═════ Information provided ═════

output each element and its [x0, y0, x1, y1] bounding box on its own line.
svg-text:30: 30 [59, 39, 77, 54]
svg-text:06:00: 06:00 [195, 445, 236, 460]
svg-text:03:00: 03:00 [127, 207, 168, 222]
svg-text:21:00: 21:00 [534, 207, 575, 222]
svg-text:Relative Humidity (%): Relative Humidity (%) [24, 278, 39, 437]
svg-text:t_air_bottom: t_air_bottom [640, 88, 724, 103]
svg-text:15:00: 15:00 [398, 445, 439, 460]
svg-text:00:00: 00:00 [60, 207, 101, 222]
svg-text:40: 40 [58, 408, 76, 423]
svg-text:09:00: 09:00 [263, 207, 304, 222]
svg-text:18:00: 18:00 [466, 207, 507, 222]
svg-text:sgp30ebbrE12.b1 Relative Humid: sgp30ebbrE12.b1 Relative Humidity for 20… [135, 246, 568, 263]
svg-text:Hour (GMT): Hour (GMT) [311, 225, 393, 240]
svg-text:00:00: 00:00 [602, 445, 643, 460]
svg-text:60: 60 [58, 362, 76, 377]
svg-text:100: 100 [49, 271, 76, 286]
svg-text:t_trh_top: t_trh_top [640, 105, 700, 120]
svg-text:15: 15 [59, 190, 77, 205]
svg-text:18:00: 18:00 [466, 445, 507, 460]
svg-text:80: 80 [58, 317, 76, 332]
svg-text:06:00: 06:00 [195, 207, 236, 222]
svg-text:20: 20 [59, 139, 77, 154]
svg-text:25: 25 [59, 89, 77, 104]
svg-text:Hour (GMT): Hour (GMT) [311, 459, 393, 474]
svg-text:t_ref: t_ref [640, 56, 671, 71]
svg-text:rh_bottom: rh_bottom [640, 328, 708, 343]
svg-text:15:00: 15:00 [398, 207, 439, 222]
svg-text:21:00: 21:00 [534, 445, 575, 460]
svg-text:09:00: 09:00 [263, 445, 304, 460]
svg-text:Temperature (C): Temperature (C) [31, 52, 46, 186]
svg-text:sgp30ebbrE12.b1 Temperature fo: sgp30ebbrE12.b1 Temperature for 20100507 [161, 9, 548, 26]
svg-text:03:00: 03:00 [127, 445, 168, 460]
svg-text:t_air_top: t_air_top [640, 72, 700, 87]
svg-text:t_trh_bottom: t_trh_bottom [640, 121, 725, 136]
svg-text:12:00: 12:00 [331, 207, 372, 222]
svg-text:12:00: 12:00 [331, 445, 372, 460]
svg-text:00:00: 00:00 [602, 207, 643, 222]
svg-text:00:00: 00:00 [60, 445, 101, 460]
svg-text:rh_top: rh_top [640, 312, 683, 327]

═════

Exercise aim: Set out every line of the items above as a numbered list, skipping any blank lines.

Answer for the task:
1. output each element and its [x0, y0, x1, y1] bounding box on its own line.
2. svg-text:30: 30 [59, 39, 77, 54]
3. svg-text:06:00: 06:00 [195, 445, 236, 460]
4. svg-text:03:00: 03:00 [127, 207, 168, 222]
5. svg-text:21:00: 21:00 [534, 207, 575, 222]
6. svg-text:Relative Humidity (%): Relative Humidity (%) [24, 278, 39, 437]
7. svg-text:t_air_bottom: t_air_bottom [640, 88, 724, 103]
8. svg-text:15:00: 15:00 [398, 445, 439, 460]
9. svg-text:00:00: 00:00 [60, 207, 101, 222]
10. svg-text:40: 40 [58, 408, 76, 423]
11. svg-text:09:00: 09:00 [263, 207, 304, 222]
12. svg-text:18:00: 18:00 [466, 207, 507, 222]
13. svg-text:sgp30ebbrE12.b1 Relative Humid: sgp30ebbrE12.b1 Relative Humidity for 20… [135, 246, 568, 263]
14. svg-text:Hour (GMT): Hour (GMT) [311, 225, 393, 240]
15. svg-text:00:00: 00:00 [602, 445, 643, 460]
16. svg-text:60: 60 [58, 362, 76, 377]
17. svg-text:100: 100 [49, 271, 76, 286]
18. svg-text:t_trh_top: t_trh_top [640, 105, 700, 120]
19. svg-text:15: 15 [59, 190, 77, 205]
20. svg-text:18:00: 18:00 [466, 445, 507, 460]
21. svg-text:80: 80 [58, 317, 76, 332]
22. svg-text:06:00: 06:00 [195, 207, 236, 222]
23. svg-text:20: 20 [59, 139, 77, 154]
24. svg-text:25: 25 [59, 89, 77, 104]
25. svg-text:Hour (GMT): Hour (GMT) [311, 459, 393, 474]
26. svg-text:t_ref: t_ref [640, 56, 671, 71]
27. svg-text:rh_bottom: rh_bottom [640, 328, 708, 343]
28. svg-text:15:00: 15:00 [398, 207, 439, 222]
29. svg-text:21:00: 21:00 [534, 445, 575, 460]
30. svg-text:09:00: 09:00 [263, 445, 304, 460]
31. svg-text:Temperature (C): Temperature (C) [31, 52, 46, 186]
32. svg-text:sgp30ebbrE12.b1 Temperature fo: sgp30ebbrE12.b1 Temperature for 20100507 [161, 9, 548, 26]
33. svg-text:03:00: 03:00 [127, 445, 168, 460]
34. svg-text:t_air_top: t_air_top [640, 72, 700, 87]
35. svg-text:t_trh_bottom: t_trh_bottom [640, 121, 725, 136]
36. svg-text:12:00: 12:00 [331, 207, 372, 222]
37. svg-text:12:00: 12:00 [331, 445, 372, 460]
38. svg-text:00:00: 00:00 [602, 207, 643, 222]
39. svg-text:00:00: 00:00 [60, 445, 101, 460]
40. svg-text:rh_top: rh_top [640, 312, 683, 327]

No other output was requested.